## WORK TO BE COMPLETED
Search the entries for the word "KingStudy" and pull out each line that has it.

►

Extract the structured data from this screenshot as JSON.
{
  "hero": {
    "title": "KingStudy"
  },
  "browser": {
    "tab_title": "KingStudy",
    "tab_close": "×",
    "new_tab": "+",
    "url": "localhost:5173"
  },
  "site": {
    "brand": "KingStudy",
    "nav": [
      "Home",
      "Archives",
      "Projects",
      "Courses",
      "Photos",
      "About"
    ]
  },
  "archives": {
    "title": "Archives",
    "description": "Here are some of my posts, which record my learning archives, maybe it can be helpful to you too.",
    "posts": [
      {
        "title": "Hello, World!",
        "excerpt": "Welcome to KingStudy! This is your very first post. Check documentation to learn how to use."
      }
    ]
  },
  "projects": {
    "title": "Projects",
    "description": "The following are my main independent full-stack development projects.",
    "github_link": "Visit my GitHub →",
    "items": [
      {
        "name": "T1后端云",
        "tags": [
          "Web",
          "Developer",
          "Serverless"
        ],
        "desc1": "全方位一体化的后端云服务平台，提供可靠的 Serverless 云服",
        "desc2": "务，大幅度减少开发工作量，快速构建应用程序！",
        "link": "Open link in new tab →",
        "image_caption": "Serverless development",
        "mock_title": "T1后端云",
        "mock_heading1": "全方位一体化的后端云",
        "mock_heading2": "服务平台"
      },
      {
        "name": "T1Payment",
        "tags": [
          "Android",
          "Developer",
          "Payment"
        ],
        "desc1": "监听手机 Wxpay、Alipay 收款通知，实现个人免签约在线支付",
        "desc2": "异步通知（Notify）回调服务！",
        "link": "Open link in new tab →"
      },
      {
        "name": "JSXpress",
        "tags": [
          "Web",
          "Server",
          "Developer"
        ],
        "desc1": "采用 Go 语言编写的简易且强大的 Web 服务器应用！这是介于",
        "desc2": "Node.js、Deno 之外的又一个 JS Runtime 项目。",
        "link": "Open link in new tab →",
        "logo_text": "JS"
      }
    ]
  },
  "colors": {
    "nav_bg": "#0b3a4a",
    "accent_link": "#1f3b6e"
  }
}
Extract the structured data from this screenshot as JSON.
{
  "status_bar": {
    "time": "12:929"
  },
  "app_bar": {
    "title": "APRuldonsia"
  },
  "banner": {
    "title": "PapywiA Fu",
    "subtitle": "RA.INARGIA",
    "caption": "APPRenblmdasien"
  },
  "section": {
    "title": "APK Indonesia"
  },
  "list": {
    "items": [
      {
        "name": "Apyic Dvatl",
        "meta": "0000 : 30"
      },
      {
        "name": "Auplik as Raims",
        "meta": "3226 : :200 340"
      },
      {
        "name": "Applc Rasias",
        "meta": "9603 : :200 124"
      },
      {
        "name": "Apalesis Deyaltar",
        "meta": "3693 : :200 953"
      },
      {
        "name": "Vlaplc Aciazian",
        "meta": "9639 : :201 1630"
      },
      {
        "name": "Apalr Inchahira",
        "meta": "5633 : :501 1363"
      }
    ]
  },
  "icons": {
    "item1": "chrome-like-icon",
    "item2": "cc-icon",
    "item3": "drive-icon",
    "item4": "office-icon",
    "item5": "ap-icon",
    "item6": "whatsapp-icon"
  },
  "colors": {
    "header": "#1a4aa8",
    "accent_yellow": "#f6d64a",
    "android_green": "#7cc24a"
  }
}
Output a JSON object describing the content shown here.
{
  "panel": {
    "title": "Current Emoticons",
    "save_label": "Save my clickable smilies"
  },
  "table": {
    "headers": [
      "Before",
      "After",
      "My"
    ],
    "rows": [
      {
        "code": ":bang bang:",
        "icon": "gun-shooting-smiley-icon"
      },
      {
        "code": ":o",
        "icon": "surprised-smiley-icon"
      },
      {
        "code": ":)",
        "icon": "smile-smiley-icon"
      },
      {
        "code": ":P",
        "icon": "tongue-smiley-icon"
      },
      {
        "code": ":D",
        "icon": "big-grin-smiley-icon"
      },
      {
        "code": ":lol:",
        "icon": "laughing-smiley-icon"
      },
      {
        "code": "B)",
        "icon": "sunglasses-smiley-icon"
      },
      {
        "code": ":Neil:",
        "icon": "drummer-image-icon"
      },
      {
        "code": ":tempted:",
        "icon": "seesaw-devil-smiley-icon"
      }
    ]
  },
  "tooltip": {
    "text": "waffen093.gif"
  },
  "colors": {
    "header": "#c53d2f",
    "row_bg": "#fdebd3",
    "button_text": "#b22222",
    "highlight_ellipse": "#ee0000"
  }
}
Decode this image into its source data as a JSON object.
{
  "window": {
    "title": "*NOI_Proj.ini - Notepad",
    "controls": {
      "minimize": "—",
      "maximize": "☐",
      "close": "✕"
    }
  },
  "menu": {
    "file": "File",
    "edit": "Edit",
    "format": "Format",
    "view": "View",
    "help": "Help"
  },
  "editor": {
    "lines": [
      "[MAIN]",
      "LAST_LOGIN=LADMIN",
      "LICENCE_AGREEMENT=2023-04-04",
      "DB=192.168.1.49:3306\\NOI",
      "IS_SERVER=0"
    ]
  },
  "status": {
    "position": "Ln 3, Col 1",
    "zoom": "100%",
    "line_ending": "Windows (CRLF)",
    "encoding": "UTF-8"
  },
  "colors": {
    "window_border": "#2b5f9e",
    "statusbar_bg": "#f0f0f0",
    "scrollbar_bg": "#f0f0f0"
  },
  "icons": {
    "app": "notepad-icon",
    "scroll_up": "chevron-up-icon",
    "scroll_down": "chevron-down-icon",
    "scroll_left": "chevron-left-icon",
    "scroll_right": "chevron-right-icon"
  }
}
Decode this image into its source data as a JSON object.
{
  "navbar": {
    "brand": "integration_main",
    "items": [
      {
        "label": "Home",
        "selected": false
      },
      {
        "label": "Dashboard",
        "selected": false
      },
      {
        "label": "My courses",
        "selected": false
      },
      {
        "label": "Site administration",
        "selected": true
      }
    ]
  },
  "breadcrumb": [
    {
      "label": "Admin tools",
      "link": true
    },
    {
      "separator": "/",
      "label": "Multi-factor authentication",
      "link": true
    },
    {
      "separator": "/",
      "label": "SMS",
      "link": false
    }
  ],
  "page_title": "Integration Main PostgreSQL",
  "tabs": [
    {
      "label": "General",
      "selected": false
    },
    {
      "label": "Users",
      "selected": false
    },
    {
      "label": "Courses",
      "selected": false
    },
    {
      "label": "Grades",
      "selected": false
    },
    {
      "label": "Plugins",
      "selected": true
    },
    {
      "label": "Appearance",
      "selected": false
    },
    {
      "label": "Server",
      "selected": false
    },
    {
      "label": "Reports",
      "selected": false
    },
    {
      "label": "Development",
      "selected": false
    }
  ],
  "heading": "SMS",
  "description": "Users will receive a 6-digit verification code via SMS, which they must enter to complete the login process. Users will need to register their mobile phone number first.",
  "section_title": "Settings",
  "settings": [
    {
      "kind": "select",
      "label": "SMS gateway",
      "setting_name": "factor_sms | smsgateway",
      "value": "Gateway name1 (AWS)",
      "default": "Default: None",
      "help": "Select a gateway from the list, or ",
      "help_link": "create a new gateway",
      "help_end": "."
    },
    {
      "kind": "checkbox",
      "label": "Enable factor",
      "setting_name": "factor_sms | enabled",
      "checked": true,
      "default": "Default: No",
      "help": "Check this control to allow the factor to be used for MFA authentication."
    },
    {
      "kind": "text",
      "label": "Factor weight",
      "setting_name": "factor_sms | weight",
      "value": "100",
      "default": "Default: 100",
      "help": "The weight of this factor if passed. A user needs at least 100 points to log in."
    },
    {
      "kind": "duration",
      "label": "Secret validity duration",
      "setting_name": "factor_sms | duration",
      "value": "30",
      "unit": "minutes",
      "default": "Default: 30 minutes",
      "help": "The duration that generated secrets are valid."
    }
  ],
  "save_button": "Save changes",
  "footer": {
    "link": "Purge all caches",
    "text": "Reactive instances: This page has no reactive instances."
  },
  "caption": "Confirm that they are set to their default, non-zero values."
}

◄

## RESPONSE TO THE EXERCISE
    "title": "KingStudy"
    "tab_title": "KingStudy",
    "brand": "KingStudy",
        "excerpt": "Welcome to KingStudy! This is your very first post. Check documentation to learn how to use."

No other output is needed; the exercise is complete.